Records from a dataset
— Begin —

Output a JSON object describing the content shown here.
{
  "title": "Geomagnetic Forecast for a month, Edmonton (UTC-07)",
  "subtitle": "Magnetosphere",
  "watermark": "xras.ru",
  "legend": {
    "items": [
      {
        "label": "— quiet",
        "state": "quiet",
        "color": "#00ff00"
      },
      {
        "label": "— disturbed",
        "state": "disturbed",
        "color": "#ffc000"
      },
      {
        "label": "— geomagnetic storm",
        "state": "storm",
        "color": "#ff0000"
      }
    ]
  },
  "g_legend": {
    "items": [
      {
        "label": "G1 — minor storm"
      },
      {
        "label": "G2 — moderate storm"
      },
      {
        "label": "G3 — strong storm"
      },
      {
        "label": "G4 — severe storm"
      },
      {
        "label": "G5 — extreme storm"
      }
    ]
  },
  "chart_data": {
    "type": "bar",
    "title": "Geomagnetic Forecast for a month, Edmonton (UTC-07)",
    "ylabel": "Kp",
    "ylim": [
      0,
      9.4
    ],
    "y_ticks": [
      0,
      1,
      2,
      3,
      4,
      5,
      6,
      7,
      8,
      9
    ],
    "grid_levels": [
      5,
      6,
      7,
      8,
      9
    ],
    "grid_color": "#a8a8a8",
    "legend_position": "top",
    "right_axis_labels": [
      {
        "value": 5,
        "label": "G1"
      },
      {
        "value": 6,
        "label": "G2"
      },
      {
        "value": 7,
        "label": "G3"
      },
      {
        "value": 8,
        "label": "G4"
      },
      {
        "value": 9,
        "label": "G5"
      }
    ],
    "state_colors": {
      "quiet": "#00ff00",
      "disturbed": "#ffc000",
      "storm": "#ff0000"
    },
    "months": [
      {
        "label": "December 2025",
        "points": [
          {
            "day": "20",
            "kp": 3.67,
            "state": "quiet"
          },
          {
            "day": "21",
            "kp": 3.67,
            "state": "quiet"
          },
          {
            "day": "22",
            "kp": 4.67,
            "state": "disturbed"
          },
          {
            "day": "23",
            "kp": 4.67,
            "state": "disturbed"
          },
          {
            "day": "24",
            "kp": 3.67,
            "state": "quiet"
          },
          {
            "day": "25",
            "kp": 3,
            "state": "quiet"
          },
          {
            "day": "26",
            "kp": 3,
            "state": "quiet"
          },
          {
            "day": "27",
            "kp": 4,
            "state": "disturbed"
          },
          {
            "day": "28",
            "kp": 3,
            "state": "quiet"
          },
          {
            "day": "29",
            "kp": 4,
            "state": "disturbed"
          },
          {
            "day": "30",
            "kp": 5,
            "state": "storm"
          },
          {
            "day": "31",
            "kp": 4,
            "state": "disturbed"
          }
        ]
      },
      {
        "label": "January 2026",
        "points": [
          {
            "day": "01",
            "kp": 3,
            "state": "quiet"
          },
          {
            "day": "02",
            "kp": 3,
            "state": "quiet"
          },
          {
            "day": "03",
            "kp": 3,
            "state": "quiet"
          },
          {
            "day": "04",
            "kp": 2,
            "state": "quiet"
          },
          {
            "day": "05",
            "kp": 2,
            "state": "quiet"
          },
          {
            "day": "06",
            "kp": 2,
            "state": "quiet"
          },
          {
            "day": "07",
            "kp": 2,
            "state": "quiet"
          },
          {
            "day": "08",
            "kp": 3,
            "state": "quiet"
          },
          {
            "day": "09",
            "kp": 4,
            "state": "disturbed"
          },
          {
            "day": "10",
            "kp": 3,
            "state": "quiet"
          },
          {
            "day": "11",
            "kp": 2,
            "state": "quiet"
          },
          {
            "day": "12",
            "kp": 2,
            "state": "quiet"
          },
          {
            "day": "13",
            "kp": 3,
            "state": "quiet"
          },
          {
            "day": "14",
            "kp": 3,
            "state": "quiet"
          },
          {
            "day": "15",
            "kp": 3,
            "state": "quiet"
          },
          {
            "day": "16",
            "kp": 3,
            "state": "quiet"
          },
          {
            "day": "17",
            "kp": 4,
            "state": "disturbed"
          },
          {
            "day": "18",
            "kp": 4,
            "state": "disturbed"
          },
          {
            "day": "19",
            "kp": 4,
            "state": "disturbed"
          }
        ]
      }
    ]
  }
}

— End —

### [TO DO]
Pick out every line above that holds the word "value" and copy it.

### [ANSWER FOR THE TASK]
        "value": 5,
        "value": 6,
        "value": 7,
        "value": 8,
        "value": 9,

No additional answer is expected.